• Tarefas a realizar:
1 - Transcreva da notícia sobre o decreto de Valparaíso de Goiás o trecho entre "Segundo o decreto, a" e "apontadas sejam sanadas.", inclusive.
2 - Escreva a continuação da notícia sobre o decreto de Valparaíso de Goiás, começando logo após a última frase apresentada.

• Texto do exercício:
Decisão da prefeitura busca conter o crescimento desordenado e evitar colapso na infraestrutura urbana e ambiental da cidade
A Prefeitura de Valparaíso de Goiás publicou nesta quinta-feira (15) o Decreto nº 025/2026, que determina a suspensão imediata da emissão de licenças ambientais e alvarás de construção para novas edificações multifamiliares em 23 bairros do município. A decisão foi motivada pela necessidade de controlar a ocupação do solo em áreas com características urbanísticas específicas e de interesse social.
Segundo o decreto, a medida busca conter o crescimento desordenado e evitar a sobrecarga das estruturas essenciais da cidade, como redes de água, esgoto, transporte público, drenagem pluvial, pavimentação e segurança. “A suspensão se justifica pela necessidade de preservação e ordenamento do crescimento urbano, especialmente diante da falta de infraestrutura essencial para suportar o aumento da densidade populacional nas áreas mencionadas”, diz o texto do decreto.
Entre os bairros afetados pela suspensão estão Chácaras Santa Maria, Mansões Santa Maria, Chácaras Brasil A e B, Unimorar, Parque Santa Rita de Cássia, Vila Izabel, Jardim Jockey Club, entre outros. O decreto não estabelece um prazo definido para o fim da suspensão, mas prevê a possibilidade de revisão da medida caso as deficiências estruturais apontadas sejam sanadas.

• Dados fornecidos:

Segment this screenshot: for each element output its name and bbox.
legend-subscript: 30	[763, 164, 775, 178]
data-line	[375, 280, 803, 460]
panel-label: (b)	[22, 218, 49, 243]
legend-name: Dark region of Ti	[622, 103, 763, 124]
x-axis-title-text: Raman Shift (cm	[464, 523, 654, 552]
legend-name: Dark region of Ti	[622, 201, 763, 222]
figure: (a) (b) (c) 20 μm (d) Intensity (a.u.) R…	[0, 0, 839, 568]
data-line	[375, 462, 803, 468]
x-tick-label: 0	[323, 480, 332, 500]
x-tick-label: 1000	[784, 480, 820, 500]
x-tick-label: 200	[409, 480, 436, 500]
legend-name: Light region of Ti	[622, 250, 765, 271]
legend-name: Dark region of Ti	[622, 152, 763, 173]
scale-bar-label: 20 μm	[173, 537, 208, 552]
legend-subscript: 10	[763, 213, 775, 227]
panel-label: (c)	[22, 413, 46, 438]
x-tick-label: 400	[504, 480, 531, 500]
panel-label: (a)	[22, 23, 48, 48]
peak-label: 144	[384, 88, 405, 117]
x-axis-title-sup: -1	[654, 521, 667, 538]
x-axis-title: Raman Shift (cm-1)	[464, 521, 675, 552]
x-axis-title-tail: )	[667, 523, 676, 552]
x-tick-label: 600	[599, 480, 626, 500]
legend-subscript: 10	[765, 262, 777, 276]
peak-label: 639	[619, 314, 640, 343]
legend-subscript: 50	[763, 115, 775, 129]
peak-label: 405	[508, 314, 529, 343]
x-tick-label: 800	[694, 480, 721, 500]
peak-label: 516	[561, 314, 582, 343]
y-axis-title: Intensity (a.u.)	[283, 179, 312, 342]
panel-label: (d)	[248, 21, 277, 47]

• Resultados por tarefa:
1 -
Segundo o decreto, a medida busca conter o crescimento desordenado e evitar a sobrecarga das estruturas essenciais da cidade, como redes de água, esgoto, transporte público, drenagem pluvial, pavimentação e segurança. “A suspensão se justifica pela necessidade de preservação e ordenamento do crescimento urbano, especialmente diante da falta de infraestrutura essencial para suportar o aumento da densidade populacional nas áreas mencionadas”, diz o texto do decreto.
Entre os bairros afetados pela suspensão estão Chácaras Santa Maria, Mansões Santa Maria, Chácaras Brasil A e B, Unimorar, Parque Santa Rita de Cássia, Vila Izabel, Jardim Jockey Club, entre outros. O decreto não estabelece um prazo definido para o fim da suspensão, mas prevê a possibilidade de revisão da medida caso as deficiências estruturais apontadas sejam sanadas.

2 -
Fica vedada a emissão de qualquer novo alvará ou licença ambiental para os bairros listados, salvo nos casos em que a obra já possua mais de 20% de execução comprovada. “Os alvarás e licenças eventualmente emitidos que não tenham no mínimo 20% de obra executada também estão incluídos nas suspensões”, aponta o texto.
A medida está fundamentada no Plano Diretor Municipal e em legislações complementares que regem o zoneamento urbano. O município justifica que as áreas impactadas ainda carecem de ampliação e melhorias em serviços como saúde, educação, segurança, pavimentação e mobilidade urbana.
Além disso, a prefeitura busca evitar que a expansão urbana ultrapasse a capacidade de atendimento dos serviços públicos essenciais. “Esta medida visa garantir o ordenamento urbano, a preservação ambiental e a segurança da população, prevenindo sobrecarga nas infraestruturas e serviços essenciais”, afirma o decreto.
Empreendimentos que desrespeitarem a determinação estarão sujeitos a multa, calculada conforme o menor valor de penalidade estipulada no Código Ambiental do Município, multiplicado pelo número de unidades habitacionais previstas no projeto irregular.
O decreto, assinado pelo prefeito Marcus Vinicius, já está em vigor desde a data de sua publicação. A versão completa pode ser acessada no Diário Oficial do município.